Write out the listing beneath this instruction in its entirety, exactly as it reads.

(Extracted data entries)
============================================================

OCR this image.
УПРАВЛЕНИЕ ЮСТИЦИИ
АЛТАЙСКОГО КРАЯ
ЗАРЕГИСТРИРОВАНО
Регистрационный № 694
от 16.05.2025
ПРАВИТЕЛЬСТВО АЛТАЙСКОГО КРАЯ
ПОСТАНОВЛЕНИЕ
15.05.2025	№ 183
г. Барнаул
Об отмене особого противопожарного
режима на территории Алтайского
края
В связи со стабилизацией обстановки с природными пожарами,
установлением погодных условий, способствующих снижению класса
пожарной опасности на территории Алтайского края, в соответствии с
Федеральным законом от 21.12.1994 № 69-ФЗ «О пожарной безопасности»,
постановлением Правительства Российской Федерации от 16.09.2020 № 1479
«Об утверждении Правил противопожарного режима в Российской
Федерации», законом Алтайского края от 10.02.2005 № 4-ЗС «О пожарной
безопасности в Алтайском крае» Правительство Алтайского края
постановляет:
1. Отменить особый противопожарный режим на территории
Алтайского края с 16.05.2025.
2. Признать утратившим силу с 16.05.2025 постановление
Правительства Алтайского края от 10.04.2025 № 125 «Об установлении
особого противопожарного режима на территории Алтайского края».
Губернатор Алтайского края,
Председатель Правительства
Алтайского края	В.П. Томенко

============================================================

◆ Expected answer ◆
OCR this image.
УПРАВЛЕНИЕ ЮСТИЦИИ
АЛТАЙСКОГО КРАЯ
ЗАРЕГИСТРИРОВАНО
Регистрационный № 694
от 16.05.2025
ПРАВИТЕЛЬСТВО АЛТАЙСКОГО КРАЯ
ПОСТАНОВЛЕНИЕ
15.05.2025	№ 183
г. Барнаул
Об отмене особого противопожарного
режима на территории Алтайского
края
В связи со стабилизацией обстановки с природными пожарами,
установлением погодных условий, способствующих снижению класса
пожарной опасности на территории Алтайского края, в соответствии с
Федеральным законом от 21.12.1994 № 69-ФЗ «О пожарной безопасности»,
постановлением Правительства Российской Федерации от 16.09.2020 № 1479
«Об утверждении Правил противопожарного режима в Российской
Федерации», законом Алтайского края от 10.02.2005 № 4-ЗС «О пожарной
безопасности в Алтайском крае» Правительство Алтайского края
постановляет:
1. Отменить особый противопожарный режим на территории
Алтайского края с 16.05.2025.
2. Признать утратившим силу с 16.05.2025 постановление
Правительства Алтайского края от 10.04.2025 № 125 «Об установлении
особого противопожарного режима на территории Алтайского края».
Губернатор Алтайского края,
Председатель Правительства
Алтайского края	В.П. Томенко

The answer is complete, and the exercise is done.